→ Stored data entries
________________________

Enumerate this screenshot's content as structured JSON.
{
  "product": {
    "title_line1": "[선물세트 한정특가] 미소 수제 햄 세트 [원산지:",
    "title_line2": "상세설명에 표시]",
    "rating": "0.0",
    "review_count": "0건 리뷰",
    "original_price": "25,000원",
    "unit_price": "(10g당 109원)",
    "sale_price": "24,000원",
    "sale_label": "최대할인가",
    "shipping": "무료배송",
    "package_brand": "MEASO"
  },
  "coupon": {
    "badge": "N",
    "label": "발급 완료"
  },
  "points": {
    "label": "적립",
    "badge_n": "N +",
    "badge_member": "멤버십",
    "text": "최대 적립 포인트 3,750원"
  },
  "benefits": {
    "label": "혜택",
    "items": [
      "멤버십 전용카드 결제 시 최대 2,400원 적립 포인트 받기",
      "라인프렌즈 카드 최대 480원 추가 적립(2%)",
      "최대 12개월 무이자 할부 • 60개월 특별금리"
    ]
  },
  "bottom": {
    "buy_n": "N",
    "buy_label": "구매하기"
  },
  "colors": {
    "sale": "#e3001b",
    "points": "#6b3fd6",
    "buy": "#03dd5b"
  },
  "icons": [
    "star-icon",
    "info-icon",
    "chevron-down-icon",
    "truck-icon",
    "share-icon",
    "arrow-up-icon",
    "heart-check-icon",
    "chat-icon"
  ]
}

________________________

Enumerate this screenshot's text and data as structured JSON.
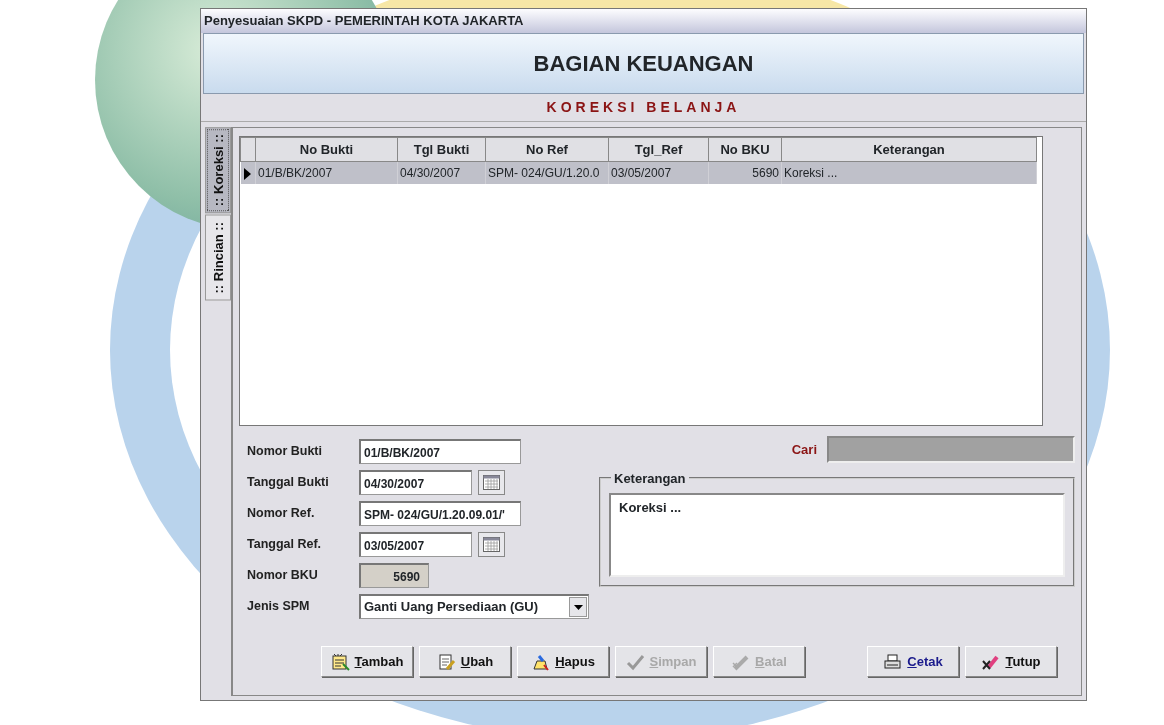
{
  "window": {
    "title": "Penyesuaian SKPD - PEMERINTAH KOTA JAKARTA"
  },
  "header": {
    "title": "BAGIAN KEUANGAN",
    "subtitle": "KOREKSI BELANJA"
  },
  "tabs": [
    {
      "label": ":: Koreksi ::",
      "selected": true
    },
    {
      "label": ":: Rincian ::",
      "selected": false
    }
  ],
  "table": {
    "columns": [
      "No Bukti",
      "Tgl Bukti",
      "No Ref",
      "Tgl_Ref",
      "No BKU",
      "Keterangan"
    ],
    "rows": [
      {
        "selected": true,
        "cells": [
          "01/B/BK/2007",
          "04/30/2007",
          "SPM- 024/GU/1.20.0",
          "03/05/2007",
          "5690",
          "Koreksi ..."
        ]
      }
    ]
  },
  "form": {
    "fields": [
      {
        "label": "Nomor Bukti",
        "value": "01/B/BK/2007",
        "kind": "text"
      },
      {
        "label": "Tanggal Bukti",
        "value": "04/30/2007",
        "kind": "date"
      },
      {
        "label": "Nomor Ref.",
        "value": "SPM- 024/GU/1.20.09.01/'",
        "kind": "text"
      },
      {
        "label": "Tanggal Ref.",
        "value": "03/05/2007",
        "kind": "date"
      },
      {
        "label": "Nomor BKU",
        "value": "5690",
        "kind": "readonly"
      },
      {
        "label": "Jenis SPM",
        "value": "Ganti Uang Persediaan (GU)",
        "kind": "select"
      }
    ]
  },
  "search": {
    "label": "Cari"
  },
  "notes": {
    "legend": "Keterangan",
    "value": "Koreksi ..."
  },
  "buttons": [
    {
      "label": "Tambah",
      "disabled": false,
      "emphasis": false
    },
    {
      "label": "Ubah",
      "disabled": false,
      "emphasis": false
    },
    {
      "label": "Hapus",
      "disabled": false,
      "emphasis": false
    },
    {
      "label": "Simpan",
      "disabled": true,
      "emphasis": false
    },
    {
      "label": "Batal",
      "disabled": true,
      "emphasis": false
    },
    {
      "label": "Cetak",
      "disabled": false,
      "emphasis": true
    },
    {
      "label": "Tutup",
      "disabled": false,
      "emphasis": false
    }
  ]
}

________________________

→ INSTRUCTIONS TO FOLLOW
Within the records, how many lines include "this"? The answer is the number and nothing else.

→ RESPONSE
2